---------- Text passage

I would love to hear your thoughts about language – how do u conceive of it, tame it, deploy it, reach for it as a writer?
And talking about language, there are also some beautiful passages that capture the ache and nostalgia of exile.
Again, I’ll quote from the book:
This is about prisoner 218D: “She tries to remember colours, sunlight, the breezes that tease the crops of open fields. She tries to catch new rain on her tongue. She tries to remember the song of the koel. She tries to forget what she has left. This effort to remember and to forget comes, like the waves she cannot hear but can feel, they are there under her chains. If she could look outside just once.”
This is Haider Ali, Nomi’s father: “The sun that rose the next morning, my first and only morning as a free man on this rock, it was the most beautiful thing I have ever seen. If only I could describe for you the colours and flavours of apricots and loquats. That is how the sun looked. Delicious…”
I was thinking that you too know something about being uprooted and displaced. How do such transgressions across borders, such wistful longings and memories, shape ur writing?
5) Something that moved me immensely in the book, is how gently and lyrically you write about people who are endlessly violated and traumatized.
You write about Aye’s grandfather:
“His voice was a deep rumble and Aye loved it, the cadences of warmth and wisdom that flew as untidily as his beard and without cease.”
This is Nomi’s father once again, Haider Ali, who is a convict:
“He wants his children to have a heart expansive enough to hold the sky. He wants birds of every vibrant colour to fly within the limitless confines of their heart. He wants each bird to carry in its beak a precious gift. In one, love. In another, laughter. In a third, hope. In a fourth, a bracelet for using their hands well. In a fifth, the bond between siblings.”

--------------------

_What this exercise asks_
A – From the interview excerpt, please list every gift the birds carry in their beaks in the quoted passage about Haider Ali's wishes for his children.
B – Summarize the interview excerpt in two sentences.
C – Resume the interview excerpt after its final quotation from the book.

---------- Extracted information

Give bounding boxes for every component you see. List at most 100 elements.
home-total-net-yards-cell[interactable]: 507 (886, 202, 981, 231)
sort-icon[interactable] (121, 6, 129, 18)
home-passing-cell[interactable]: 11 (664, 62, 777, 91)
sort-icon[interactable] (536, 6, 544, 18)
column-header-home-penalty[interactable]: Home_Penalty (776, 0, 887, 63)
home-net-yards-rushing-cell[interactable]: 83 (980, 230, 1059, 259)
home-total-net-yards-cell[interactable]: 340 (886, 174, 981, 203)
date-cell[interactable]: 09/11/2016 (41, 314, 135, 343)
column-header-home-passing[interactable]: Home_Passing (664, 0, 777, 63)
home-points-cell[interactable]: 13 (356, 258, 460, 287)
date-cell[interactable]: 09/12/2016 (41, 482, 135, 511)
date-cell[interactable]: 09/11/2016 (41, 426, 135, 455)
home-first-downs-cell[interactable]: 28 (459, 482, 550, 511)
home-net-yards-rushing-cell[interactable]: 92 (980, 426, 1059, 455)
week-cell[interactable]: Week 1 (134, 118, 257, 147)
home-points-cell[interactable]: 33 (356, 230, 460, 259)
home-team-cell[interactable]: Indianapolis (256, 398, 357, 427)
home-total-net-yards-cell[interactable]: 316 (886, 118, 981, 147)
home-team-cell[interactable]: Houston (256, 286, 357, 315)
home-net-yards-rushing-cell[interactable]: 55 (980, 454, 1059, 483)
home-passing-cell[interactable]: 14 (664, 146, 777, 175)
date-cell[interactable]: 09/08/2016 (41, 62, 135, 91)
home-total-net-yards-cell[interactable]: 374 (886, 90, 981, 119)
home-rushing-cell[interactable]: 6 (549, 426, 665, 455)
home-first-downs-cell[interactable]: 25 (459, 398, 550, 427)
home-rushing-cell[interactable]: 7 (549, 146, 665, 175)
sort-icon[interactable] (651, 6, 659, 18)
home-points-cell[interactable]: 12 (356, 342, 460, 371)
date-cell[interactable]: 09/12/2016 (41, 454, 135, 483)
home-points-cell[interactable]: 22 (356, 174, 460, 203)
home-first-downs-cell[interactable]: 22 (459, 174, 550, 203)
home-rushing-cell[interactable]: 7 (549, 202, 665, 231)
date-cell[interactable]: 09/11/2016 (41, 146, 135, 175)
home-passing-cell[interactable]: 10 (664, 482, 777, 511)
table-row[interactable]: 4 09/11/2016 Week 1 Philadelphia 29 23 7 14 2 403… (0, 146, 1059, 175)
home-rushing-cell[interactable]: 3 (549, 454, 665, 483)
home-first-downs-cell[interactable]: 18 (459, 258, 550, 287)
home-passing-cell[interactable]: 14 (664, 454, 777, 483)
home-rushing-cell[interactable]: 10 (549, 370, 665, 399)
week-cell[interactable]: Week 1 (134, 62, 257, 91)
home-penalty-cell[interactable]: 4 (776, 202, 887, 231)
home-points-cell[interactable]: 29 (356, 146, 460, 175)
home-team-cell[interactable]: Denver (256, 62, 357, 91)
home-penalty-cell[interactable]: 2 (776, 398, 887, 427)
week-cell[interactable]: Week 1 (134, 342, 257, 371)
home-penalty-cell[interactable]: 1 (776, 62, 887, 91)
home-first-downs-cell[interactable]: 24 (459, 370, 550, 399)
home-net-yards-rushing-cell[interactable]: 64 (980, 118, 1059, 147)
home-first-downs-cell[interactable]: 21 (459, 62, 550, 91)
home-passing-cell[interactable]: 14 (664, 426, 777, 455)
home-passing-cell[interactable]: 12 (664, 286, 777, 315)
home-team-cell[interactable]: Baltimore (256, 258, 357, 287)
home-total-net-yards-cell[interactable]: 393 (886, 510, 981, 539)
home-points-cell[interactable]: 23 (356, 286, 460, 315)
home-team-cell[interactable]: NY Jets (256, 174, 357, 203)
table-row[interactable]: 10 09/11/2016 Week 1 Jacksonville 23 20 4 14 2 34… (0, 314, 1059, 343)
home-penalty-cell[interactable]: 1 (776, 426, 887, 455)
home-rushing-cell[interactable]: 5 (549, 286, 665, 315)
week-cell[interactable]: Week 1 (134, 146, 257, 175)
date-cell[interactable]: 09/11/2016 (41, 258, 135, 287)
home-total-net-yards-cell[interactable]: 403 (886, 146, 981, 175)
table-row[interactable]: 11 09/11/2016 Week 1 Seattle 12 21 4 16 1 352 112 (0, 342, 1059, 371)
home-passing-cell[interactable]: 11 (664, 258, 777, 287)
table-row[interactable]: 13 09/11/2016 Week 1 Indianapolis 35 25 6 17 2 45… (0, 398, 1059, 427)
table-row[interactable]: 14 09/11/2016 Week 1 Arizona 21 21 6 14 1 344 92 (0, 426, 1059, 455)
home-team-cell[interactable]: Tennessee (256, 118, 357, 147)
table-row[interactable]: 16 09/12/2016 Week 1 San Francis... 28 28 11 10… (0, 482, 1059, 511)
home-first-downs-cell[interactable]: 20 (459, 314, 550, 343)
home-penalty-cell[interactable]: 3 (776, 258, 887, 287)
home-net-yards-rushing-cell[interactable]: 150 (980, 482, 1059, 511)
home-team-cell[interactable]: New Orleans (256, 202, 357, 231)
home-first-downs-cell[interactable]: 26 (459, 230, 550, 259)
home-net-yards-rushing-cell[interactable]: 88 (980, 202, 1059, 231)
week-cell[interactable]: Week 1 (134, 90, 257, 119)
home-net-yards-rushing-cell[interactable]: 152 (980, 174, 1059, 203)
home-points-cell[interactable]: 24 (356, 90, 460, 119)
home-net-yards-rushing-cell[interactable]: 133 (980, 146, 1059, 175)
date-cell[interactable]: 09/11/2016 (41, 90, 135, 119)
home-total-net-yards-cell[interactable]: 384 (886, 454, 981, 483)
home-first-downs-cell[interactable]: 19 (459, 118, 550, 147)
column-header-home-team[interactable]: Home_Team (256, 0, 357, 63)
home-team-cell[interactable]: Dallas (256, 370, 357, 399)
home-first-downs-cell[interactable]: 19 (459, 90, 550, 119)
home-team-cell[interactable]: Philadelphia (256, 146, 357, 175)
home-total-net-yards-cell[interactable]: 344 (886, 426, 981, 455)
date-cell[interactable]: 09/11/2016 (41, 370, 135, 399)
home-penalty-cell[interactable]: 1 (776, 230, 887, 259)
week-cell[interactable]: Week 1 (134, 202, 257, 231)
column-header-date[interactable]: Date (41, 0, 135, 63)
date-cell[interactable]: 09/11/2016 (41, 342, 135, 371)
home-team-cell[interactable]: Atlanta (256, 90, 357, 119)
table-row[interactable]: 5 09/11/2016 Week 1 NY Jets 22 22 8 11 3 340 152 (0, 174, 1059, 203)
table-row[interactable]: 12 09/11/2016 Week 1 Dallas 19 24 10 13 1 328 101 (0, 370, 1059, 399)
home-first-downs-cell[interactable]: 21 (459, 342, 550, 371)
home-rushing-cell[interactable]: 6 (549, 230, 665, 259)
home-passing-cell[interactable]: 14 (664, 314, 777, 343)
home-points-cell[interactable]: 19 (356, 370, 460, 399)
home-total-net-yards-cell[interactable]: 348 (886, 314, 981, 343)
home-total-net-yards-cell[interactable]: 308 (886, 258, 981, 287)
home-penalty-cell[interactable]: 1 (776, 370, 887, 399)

--------------------

_Outputs in order_
A –
- love
- laughter
- hope
- a bracelet for using their hands well
- the bond between siblings

B – The interviewer asks the writer how they approach language and how their own experience of being uprooted shapes their writing, quoting passages from the book about prisoner 218D and Haider Ali that capture the ache and nostalgia of exile. The interviewer is also moved by how gently and lyrically the book writes about people who are endlessly violated and traumatized, quoting lines about Aye's grandfather and about Haider Ali's wishes for his children.

C –
You describe Aye’s feet, beautiful and arched, and his hands which “could unmap the grooves of time.”
Then there is Nomi, “the keeper of seas that flowed into each other and into her bowl.”
How did you flesh out these characters in such metaphorical ways?
6) This question is a bit hard for me to articulate, but I felt like the lives – the very survival of the prisoners, their families, and the indigenous people of the islands, was a zero sum game. That one life had to be extinguished in order for another to pull through. I won’t give examples because I don’t want to give too much away, but it felt like some of the most marginalized and imposed upon people in the world are offered fewer life-slots to hold on to. Not all can be accommodated. Yet this scarcity of life, this inescapable demand for sacrifice, also ties them together in astonishing ways.
Was this part of the complex, multi-layered storyline you constructed?
7) In the acknowledgments, at the end of the book, you write:
“To my father, who taught me to look at power, and never forget. This book is for him.”
It’s such an intriguing tribute. Could you tell us more about your father?
8) I learned a great deal about resistance to colonial rule in this incredible book. For example, I didn’t know that the transformation of the islands into a penal colony really began after the war of independence (what the British call the Great Mutiny) in 1857, and that a large portion of the prisoners were political prisoners. I didn’t know about revolutionary poets like Ram Pradad Bismil and Asrar ul Haq. I didn’t know that prisoners on the island went on hunger strikes to protest their brutal circumstances and that those protests were supported and mirrored on the mainland, in India, where people were also fighting for freedom.
Could you tell us about how you gleaned this important history from the archives?